◆ **Task to carry out**:
From the entries below, copy out every line with "الساحلي" in it.

◆ **Information given**:

--

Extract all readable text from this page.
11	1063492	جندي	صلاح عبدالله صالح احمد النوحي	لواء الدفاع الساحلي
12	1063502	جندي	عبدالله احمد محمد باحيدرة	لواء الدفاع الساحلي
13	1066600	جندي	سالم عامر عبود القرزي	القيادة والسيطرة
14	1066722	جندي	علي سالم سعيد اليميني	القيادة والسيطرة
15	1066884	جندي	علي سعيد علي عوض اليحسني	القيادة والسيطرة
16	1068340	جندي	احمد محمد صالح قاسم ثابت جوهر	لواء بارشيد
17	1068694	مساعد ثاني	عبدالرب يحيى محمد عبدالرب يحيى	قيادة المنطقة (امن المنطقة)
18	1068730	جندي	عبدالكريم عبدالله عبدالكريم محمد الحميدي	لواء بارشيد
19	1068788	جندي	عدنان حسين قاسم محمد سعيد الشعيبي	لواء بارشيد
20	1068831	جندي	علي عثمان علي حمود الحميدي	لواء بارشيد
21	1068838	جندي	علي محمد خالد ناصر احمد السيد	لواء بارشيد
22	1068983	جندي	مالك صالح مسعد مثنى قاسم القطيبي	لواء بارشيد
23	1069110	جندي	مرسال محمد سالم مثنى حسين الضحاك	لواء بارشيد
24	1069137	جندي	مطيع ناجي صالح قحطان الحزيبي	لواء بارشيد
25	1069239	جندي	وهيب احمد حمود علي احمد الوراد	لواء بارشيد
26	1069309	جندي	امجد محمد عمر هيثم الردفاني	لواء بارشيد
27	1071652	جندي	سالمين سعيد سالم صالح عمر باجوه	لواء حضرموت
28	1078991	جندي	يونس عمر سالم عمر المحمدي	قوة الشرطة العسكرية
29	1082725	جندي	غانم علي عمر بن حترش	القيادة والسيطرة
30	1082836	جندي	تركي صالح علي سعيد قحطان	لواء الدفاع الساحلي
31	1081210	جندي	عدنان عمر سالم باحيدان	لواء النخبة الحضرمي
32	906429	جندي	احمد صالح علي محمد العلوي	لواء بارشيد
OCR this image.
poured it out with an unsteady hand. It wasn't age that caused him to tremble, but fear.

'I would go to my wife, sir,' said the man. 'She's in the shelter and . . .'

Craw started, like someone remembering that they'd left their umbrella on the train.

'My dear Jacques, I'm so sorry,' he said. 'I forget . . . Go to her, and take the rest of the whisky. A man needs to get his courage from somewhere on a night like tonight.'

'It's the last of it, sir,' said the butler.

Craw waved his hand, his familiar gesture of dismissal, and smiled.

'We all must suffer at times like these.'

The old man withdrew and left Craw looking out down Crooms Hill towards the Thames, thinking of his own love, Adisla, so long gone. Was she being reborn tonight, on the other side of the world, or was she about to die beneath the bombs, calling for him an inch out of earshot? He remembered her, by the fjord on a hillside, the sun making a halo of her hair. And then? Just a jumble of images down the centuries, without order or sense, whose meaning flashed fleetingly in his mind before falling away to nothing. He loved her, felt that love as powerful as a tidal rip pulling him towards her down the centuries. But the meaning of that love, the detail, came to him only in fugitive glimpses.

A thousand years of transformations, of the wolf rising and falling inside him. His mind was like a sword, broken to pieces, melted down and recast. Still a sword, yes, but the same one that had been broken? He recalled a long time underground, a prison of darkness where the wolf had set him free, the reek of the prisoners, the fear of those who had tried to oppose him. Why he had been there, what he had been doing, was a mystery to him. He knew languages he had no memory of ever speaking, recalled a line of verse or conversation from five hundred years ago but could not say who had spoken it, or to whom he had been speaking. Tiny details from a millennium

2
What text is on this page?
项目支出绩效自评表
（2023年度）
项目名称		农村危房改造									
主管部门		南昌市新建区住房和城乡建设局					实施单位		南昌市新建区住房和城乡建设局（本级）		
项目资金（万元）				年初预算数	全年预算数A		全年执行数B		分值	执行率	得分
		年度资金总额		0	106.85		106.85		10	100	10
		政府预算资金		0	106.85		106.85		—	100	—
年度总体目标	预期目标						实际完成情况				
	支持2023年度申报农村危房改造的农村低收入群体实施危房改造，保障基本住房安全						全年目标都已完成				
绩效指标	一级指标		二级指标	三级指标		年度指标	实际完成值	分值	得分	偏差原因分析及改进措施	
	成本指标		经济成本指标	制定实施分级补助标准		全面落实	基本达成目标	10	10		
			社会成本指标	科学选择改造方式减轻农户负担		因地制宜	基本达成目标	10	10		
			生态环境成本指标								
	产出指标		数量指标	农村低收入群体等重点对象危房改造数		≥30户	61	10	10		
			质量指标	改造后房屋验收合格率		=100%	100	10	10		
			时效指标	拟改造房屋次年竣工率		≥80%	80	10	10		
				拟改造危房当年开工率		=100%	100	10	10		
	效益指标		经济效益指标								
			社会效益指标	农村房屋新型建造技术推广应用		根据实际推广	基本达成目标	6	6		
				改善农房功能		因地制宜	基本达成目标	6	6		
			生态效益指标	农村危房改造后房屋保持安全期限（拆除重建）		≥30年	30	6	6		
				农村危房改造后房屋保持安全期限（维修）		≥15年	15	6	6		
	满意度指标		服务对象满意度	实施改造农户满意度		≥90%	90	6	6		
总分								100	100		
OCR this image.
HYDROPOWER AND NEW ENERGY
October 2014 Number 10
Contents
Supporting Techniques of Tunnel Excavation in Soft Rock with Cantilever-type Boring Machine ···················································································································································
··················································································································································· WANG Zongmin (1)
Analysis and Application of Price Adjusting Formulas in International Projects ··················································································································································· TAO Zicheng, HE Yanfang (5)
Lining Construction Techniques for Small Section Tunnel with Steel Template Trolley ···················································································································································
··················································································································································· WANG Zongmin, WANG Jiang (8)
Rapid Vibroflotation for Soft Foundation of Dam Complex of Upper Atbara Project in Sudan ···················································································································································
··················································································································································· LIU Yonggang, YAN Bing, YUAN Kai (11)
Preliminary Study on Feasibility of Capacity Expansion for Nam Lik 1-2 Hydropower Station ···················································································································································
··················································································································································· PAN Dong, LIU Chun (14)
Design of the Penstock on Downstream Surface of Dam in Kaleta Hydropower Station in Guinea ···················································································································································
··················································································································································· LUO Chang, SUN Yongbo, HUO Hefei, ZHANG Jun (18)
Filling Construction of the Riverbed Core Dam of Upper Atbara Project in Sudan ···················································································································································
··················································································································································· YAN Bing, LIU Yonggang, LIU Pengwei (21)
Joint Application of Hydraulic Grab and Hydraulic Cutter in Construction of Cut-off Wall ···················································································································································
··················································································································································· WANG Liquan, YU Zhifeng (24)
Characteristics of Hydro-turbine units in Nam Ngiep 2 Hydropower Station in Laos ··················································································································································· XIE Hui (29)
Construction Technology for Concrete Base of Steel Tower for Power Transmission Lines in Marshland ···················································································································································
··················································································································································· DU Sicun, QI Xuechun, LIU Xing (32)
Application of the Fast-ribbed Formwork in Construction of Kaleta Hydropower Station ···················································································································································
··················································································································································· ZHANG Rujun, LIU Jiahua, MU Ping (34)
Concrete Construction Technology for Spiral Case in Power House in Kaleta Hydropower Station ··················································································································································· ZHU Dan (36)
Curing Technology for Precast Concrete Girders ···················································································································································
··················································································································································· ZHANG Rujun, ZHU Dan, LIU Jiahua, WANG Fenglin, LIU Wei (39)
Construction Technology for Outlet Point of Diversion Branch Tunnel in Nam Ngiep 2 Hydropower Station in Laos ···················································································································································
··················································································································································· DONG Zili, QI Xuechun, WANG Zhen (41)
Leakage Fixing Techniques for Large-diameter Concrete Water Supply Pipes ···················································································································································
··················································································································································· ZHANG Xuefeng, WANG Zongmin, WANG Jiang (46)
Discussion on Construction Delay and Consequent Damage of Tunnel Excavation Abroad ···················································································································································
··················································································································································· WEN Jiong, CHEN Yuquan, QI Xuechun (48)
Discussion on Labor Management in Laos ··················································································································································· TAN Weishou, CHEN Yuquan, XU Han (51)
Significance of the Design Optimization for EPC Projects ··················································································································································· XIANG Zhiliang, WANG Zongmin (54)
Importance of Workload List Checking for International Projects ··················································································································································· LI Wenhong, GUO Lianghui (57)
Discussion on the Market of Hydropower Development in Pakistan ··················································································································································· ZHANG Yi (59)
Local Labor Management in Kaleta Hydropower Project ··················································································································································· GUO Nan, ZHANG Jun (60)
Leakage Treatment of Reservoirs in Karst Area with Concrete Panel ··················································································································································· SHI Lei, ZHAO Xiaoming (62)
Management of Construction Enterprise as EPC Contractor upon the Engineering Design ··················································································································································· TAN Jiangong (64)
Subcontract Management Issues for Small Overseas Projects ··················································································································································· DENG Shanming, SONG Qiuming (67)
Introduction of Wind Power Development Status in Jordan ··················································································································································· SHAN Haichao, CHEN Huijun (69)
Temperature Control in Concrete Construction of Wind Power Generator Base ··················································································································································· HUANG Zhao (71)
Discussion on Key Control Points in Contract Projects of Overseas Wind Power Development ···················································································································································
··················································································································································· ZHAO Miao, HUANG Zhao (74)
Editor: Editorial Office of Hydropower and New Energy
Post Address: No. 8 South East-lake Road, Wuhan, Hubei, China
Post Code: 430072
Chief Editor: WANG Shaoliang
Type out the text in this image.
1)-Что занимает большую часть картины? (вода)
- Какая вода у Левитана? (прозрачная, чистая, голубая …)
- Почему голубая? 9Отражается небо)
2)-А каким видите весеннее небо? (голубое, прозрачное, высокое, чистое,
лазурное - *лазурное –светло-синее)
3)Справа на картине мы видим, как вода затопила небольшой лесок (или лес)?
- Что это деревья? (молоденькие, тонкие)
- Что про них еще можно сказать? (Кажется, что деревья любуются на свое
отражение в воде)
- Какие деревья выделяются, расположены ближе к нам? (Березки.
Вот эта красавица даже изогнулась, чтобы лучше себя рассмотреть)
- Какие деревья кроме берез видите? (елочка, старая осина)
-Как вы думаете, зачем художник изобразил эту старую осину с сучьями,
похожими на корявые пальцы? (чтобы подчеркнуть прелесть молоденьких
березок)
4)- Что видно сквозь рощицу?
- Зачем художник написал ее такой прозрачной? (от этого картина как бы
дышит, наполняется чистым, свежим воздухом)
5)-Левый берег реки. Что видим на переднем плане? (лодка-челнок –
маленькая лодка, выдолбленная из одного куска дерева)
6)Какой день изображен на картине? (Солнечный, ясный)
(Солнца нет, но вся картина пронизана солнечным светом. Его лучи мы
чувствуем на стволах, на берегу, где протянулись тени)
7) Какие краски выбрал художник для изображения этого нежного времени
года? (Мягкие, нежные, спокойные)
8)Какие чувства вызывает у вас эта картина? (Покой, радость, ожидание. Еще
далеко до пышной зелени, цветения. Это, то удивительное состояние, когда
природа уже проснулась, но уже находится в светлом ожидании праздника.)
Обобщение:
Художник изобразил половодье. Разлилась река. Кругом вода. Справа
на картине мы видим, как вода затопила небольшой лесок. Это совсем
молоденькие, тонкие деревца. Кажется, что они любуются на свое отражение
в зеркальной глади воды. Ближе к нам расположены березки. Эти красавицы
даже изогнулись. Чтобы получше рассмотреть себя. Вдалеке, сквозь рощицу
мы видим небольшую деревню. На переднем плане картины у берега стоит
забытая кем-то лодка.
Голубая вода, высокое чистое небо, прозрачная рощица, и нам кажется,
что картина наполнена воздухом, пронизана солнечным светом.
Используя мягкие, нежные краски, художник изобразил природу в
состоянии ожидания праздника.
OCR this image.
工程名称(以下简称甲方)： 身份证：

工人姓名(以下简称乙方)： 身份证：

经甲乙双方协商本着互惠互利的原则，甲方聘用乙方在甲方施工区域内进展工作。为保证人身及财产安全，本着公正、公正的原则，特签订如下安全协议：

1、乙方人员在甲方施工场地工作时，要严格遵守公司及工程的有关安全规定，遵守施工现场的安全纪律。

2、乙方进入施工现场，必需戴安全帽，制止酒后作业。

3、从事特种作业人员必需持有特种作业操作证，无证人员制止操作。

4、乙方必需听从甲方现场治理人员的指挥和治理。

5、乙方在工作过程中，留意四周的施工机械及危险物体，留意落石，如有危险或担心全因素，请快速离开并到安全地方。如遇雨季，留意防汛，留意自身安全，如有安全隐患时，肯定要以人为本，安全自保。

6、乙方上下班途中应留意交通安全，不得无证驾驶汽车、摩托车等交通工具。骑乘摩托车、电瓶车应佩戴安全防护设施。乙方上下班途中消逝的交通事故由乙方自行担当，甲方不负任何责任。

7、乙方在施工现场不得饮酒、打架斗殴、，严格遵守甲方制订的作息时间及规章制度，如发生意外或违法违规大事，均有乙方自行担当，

--

◆ **Output for this task**:
11	1063492	جندي	صلاح عبدالله صالح احمد النوحي	لواء الدفاع الساحلي
12	1063502	جندي	عبدالله احمد محمد باحيدرة	لواء الدفاع الساحلي
30	1082836	جندي	تركي صالح علي سعيد قحطان	لواء الدفاع الساحلي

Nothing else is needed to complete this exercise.